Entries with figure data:
——

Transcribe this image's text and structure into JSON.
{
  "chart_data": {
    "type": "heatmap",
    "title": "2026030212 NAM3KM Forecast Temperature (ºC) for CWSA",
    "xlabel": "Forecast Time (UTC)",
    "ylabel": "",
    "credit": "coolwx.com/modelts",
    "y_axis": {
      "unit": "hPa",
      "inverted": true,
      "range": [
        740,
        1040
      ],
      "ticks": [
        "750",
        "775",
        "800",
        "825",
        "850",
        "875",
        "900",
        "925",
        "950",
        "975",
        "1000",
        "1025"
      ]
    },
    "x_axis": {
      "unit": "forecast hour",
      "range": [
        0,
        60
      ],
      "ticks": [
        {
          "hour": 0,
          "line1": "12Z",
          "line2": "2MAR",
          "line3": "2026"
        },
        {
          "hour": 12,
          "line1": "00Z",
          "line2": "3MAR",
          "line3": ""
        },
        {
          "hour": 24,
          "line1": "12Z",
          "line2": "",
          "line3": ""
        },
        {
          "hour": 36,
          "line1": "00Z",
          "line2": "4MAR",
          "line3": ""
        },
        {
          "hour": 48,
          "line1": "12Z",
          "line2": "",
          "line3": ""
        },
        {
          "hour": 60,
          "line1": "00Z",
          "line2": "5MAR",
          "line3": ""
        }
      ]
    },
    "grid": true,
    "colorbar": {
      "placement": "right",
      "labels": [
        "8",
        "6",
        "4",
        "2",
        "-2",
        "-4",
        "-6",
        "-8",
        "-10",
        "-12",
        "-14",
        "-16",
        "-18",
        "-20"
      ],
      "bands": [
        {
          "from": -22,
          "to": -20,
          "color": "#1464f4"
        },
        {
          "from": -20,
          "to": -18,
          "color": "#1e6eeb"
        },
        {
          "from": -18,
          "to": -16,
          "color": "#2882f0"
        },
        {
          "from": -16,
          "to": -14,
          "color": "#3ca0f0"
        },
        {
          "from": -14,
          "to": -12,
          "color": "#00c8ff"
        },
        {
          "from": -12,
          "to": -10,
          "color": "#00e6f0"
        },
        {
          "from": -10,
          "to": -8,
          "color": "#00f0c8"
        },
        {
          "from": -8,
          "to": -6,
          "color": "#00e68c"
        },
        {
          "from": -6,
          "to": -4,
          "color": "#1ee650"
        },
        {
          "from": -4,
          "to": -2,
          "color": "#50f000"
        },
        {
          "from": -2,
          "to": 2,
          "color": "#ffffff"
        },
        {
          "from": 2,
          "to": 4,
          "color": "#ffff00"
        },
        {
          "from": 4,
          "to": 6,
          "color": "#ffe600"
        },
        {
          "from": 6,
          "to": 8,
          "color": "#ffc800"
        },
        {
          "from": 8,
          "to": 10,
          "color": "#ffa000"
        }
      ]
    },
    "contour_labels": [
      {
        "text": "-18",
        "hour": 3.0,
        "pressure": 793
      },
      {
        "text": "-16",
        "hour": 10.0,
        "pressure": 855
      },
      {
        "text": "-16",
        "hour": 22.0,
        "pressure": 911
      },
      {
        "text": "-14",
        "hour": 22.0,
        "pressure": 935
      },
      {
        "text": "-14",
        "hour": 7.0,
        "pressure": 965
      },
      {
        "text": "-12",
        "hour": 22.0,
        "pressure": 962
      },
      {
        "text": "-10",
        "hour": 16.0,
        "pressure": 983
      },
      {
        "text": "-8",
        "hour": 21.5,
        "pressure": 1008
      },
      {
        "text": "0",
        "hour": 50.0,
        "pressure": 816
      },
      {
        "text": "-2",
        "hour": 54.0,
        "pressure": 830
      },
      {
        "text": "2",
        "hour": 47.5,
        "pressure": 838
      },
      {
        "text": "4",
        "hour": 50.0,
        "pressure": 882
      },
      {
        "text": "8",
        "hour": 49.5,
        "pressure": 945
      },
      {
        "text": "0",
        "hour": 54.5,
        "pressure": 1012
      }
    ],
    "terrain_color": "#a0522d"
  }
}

——

• [What the task requires]:
Output the records exactly, including every line.

• [Output for this exercise]:
Transcribe this image's text and structure into JSON.
{
  "chart_data": {
    "type": "heatmap",
    "title": "2026030212 NAM3KM Forecast Temperature (ºC) for CWSA",
    "xlabel": "Forecast Time (UTC)",
    "ylabel": "",
    "credit": "coolwx.com/modelts",
    "y_axis": {
      "unit": "hPa",
      "inverted": true,
      "range": [
        740,
        1040
      ],
      "ticks": [
        "750",
        "775",
        "800",
        "825",
        "850",
        "875",
        "900",
        "925",
        "950",
        "975",
        "1000",
        "1025"
      ]
    },
    "x_axis": {
      "unit": "forecast hour",
      "range": [
        0,
        60
      ],
      "ticks": [
        {
          "hour": 0,
          "line1": "12Z",
          "line2": "2MAR",
          "line3": "2026"
        },
        {
          "hour": 12,
          "line1": "00Z",
          "line2": "3MAR",
          "line3": ""
        },
        {
          "hour": 24,
          "line1": "12Z",
          "line2": "",
          "line3": ""
        },
        {
          "hour": 36,
          "line1": "00Z",
          "line2": "4MAR",
          "line3": ""
        },
        {
          "hour": 48,
          "line1": "12Z",
          "line2": "",
          "line3": ""
        },
        {
          "hour": 60,
          "line1": "00Z",
          "line2": "5MAR",
          "line3": ""
        }
      ]
    },
    "grid": true,
    "colorbar": {
      "placement": "right",
      "labels": [
        "8",
        "6",
        "4",
        "2",
        "-2",
        "-4",
        "-6",
        "-8",
        "-10",
        "-12",
        "-14",
        "-16",
        "-18",
        "-20"
      ],
      "bands": [
        {
          "from": -22,
          "to": -20,
          "color": "#1464f4"
        },
        {
          "from": -20,
          "to": -18,
          "color": "#1e6eeb"
        },
        {
          "from": -18,
          "to": -16,
          "color": "#2882f0"
        },
        {
          "from": -16,
          "to": -14,
          "color": "#3ca0f0"
        },
        {
          "from": -14,
          "to": -12,
          "color": "#00c8ff"
        },
        {
          "from": -12,
          "to": -10,
          "color": "#00e6f0"
        },
        {
          "from": -10,
          "to": -8,
          "color": "#00f0c8"
        },
        {
          "from": -8,
          "to": -6,
          "color": "#00e68c"
        },
        {
          "from": -6,
          "to": -4,
          "color": "#1ee650"
        },
        {
          "from": -4,
          "to": -2,
          "color": "#50f000"
        },
        {
          "from": -2,
          "to": 2,
          "color": "#ffffff"
        },
        {
          "from": 2,
          "to": 4,
          "color": "#ffff00"
        },
        {
          "from": 4,
          "to": 6,
          "color": "#ffe600"
        },
        {
          "from": 6,
          "to": 8,
          "color": "#ffc800"
        },
        {
          "from": 8,
          "to": 10,
          "color": "#ffa000"
        }
      ]
    },
    "contour_labels": [
      {
        "text": "-18",
        "hour": 3.0,
        "pressure": 793
      },
      {
        "text": "-16",
        "hour": 10.0,
        "pressure": 855
      },
      {
        "text": "-16",
        "hour": 22.0,
        "pressure": 911
      },
      {
        "text": "-14",
        "hour": 22.0,
        "pressure": 935
      },
      {
        "text": "-14",
        "hour": 7.0,
        "pressure": 965
      },
      {
        "text": "-12",
        "hour": 22.0,
        "pressure": 962
      },
      {
        "text": "-10",
        "hour": 16.0,
        "pressure": 983
      },
      {
        "text": "-8",
        "hour": 21.5,
        "pressure": 1008
      },
      {
        "text": "0",
        "hour": 50.0,
        "pressure": 816
      },
      {
        "text": "-2",
        "hour": 54.0,
        "pressure": 830
      },
      {
        "text": "2",
        "hour": 47.5,
        "pressure": 838
      },
      {
        "text": "4",
        "hour": 50.0,
        "pressure": 882
      },
      {
        "text": "8",
        "hour": 49.5,
        "pressure": 945
      },
      {
        "text": "0",
        "hour": 54.5,
        "pressure": 1012
      }
    ],
    "terrain_color": "#a0522d"
  }
}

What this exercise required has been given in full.